-- Begin Records for the exercise --

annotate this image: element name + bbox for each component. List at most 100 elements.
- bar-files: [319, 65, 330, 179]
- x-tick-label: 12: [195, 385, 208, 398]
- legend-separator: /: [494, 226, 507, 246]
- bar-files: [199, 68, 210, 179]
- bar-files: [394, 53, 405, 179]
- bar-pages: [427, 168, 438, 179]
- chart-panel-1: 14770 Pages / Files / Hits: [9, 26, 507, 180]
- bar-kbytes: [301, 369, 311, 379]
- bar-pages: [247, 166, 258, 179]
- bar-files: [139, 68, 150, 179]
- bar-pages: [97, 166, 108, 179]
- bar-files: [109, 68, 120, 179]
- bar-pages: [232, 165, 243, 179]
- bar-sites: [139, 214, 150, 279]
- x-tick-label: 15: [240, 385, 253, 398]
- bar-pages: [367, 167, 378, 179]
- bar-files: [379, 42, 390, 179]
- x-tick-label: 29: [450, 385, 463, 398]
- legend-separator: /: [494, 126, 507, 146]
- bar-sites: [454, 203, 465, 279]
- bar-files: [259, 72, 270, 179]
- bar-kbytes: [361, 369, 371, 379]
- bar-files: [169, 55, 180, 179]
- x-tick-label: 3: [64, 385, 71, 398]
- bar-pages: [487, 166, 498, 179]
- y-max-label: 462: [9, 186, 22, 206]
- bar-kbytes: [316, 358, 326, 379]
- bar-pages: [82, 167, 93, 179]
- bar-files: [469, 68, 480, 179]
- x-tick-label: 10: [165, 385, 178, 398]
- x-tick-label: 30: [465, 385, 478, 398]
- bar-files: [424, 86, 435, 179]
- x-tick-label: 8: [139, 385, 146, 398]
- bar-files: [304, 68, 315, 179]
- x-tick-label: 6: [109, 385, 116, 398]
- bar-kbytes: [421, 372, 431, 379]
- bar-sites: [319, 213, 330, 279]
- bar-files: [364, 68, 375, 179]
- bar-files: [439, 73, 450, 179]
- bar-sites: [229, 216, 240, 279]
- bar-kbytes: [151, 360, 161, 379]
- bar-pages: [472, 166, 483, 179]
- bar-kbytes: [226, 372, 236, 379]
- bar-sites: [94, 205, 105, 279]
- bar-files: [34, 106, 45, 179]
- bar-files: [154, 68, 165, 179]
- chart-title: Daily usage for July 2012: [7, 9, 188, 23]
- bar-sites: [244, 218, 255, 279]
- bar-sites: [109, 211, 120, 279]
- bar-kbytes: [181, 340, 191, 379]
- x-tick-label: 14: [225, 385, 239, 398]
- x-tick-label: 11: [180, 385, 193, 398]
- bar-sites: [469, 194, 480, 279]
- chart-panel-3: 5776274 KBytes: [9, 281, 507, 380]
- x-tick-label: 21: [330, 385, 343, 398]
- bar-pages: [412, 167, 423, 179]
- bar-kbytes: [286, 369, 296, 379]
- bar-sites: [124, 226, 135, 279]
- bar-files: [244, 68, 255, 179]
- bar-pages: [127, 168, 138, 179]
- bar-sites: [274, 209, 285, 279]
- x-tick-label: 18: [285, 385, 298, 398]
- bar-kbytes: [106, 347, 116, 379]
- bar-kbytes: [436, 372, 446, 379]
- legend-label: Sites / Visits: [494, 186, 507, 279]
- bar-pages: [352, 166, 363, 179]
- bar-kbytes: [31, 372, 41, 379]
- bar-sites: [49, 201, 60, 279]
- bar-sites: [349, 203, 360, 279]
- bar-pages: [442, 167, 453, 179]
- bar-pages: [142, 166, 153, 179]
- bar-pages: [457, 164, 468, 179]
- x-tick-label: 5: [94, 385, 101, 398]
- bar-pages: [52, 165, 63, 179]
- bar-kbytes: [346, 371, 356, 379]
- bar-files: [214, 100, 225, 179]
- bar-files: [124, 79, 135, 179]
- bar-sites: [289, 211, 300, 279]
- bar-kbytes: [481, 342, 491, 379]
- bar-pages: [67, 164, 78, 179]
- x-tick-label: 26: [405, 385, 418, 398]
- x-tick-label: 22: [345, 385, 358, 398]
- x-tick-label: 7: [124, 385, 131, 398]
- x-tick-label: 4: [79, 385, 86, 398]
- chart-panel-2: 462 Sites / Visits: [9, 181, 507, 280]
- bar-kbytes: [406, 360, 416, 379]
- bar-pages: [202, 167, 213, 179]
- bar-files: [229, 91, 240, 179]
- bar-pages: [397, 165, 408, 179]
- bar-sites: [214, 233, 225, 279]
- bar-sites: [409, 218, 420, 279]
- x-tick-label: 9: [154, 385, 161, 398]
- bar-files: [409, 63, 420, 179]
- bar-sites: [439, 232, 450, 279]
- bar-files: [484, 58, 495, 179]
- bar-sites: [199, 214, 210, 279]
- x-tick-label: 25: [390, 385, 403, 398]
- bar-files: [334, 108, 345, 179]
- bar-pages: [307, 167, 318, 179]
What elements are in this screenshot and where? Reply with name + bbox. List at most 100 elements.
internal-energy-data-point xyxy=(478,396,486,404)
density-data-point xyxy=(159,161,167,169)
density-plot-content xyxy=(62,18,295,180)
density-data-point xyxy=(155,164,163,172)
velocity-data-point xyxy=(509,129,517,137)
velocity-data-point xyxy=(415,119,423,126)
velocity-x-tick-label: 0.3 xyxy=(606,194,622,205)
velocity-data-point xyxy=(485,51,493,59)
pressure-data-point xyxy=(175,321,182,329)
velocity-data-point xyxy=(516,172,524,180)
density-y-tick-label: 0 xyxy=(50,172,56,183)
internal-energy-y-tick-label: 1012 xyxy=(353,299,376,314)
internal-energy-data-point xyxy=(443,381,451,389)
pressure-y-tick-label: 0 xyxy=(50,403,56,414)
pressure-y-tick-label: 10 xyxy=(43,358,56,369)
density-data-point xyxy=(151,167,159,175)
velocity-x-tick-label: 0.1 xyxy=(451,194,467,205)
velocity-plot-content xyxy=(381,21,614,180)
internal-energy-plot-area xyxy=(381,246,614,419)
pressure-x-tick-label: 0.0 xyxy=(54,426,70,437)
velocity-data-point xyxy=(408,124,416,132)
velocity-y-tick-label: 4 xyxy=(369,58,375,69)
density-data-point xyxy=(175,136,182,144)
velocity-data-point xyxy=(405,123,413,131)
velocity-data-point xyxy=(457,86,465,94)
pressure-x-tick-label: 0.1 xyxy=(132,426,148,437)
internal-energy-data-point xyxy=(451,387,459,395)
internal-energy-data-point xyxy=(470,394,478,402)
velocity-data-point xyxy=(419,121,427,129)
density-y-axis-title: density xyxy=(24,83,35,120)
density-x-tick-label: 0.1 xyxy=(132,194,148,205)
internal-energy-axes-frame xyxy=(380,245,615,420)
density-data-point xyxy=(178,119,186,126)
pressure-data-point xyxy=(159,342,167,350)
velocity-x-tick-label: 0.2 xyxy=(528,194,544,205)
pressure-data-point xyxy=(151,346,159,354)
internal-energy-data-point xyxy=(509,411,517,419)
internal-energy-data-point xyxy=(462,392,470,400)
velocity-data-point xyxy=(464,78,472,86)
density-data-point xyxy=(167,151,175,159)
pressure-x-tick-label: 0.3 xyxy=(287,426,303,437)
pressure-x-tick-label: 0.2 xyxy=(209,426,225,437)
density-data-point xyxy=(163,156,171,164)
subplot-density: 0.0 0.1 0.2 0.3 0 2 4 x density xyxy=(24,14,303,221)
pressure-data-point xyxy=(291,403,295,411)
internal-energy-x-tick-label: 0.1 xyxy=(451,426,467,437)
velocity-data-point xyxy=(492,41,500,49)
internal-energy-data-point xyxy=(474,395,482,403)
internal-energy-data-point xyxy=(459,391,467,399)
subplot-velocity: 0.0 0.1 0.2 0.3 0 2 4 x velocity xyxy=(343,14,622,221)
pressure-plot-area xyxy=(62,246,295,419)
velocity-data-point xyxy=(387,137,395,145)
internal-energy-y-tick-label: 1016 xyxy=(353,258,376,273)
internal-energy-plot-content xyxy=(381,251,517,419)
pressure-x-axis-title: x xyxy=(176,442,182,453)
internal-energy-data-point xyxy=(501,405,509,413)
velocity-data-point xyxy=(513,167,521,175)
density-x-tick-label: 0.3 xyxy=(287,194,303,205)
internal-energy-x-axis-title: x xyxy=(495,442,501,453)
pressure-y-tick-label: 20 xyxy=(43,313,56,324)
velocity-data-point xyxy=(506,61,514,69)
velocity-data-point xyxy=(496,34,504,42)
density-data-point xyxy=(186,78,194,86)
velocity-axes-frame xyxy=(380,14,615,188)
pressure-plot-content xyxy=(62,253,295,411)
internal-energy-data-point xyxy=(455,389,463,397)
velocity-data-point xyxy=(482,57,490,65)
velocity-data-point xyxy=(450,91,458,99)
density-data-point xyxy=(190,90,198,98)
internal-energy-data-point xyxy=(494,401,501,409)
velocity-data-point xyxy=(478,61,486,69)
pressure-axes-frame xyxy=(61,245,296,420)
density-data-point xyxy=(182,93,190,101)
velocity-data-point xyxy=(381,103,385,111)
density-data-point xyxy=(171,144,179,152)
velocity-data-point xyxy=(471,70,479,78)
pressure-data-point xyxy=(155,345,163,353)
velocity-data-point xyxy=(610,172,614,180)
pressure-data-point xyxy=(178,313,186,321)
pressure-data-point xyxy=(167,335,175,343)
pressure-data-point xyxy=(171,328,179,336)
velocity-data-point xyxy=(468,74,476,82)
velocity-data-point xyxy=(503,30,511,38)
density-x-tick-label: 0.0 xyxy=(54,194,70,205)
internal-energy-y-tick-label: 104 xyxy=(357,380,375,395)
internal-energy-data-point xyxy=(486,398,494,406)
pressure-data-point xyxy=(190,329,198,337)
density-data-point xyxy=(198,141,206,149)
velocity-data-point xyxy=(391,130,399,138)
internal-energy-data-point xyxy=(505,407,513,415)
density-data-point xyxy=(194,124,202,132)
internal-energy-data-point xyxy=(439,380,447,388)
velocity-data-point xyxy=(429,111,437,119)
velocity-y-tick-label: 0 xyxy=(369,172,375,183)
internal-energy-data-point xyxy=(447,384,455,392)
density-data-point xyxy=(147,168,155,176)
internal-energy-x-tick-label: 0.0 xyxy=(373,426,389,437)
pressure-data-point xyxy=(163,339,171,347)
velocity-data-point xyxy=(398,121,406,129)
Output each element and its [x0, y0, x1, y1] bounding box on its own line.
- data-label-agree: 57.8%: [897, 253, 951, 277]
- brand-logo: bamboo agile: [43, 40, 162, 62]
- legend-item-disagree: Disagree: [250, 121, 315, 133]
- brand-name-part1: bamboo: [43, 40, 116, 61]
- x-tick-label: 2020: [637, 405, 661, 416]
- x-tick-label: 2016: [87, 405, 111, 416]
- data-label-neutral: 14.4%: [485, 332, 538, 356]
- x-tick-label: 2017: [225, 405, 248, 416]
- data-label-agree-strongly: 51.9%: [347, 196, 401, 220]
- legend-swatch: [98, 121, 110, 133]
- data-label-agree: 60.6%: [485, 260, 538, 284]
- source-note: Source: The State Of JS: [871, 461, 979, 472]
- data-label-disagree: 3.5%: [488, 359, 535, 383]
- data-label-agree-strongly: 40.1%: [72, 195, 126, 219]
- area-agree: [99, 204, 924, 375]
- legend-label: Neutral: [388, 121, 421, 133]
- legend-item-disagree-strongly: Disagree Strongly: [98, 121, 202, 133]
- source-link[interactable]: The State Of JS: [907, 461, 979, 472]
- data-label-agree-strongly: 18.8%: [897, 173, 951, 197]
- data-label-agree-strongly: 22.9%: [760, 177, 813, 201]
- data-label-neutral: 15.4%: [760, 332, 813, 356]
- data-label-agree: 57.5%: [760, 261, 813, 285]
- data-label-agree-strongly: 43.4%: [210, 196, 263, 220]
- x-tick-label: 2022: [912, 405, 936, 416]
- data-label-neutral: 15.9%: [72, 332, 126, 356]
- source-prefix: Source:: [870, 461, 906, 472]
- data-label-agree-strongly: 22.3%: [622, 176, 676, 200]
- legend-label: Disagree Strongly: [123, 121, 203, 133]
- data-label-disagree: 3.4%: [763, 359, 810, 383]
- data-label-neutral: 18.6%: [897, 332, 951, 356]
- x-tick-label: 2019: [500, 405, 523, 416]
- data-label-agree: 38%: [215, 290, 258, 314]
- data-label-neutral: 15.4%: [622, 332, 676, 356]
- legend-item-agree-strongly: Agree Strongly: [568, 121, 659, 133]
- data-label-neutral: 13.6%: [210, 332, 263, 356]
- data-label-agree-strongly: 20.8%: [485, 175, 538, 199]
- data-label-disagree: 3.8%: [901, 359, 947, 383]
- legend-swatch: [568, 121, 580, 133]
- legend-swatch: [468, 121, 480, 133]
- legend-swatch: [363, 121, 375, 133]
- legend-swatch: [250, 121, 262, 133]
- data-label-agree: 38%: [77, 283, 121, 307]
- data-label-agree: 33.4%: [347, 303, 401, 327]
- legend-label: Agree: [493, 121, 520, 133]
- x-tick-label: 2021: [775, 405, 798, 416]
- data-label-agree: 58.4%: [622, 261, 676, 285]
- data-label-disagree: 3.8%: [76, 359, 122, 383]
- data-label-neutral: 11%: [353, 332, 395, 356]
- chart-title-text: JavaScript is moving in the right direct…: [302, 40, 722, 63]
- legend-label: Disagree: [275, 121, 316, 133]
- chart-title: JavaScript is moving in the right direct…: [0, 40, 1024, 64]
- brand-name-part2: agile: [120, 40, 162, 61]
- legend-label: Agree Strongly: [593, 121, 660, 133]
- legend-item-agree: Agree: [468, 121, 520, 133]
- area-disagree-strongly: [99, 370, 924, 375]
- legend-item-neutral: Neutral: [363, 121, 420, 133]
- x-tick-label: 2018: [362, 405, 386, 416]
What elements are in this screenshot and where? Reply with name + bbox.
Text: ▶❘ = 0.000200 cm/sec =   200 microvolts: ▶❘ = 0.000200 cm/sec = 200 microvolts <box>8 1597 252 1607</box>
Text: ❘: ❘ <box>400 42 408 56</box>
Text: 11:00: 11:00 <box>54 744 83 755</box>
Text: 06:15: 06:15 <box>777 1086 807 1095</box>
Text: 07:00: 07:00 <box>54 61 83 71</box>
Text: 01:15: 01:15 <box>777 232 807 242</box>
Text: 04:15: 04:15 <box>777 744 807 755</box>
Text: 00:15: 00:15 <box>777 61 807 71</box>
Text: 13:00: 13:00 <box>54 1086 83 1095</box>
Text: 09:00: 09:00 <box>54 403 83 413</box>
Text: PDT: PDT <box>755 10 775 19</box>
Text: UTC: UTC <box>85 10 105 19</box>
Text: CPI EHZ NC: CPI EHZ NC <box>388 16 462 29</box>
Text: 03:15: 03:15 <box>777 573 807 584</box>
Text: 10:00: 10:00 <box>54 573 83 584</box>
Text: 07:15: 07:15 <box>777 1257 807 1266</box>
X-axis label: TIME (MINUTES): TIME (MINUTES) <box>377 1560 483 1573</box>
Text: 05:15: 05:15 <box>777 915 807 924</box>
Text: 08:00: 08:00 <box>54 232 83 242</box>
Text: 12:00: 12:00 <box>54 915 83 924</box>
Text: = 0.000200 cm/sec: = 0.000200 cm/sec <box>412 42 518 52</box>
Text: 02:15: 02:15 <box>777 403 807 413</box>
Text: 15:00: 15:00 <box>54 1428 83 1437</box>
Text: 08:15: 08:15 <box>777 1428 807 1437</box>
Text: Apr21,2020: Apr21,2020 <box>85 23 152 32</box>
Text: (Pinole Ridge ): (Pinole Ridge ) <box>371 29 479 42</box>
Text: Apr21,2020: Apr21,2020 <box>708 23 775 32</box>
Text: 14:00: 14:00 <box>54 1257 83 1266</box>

-- End Records for the exercise --

Reproduce the material from its first line through the line containing "- bar-files: [394, 53, 405, 179]", with both of those lines included.

Finished exercise:
annotate this image: element name + bbox for each component. List at most 100 elements.
- bar-files: [319, 65, 330, 179]
- x-tick-label: 12: [195, 385, 208, 398]
- legend-separator: /: [494, 226, 507, 246]
- bar-files: [199, 68, 210, 179]
- bar-files: [394, 53, 405, 179]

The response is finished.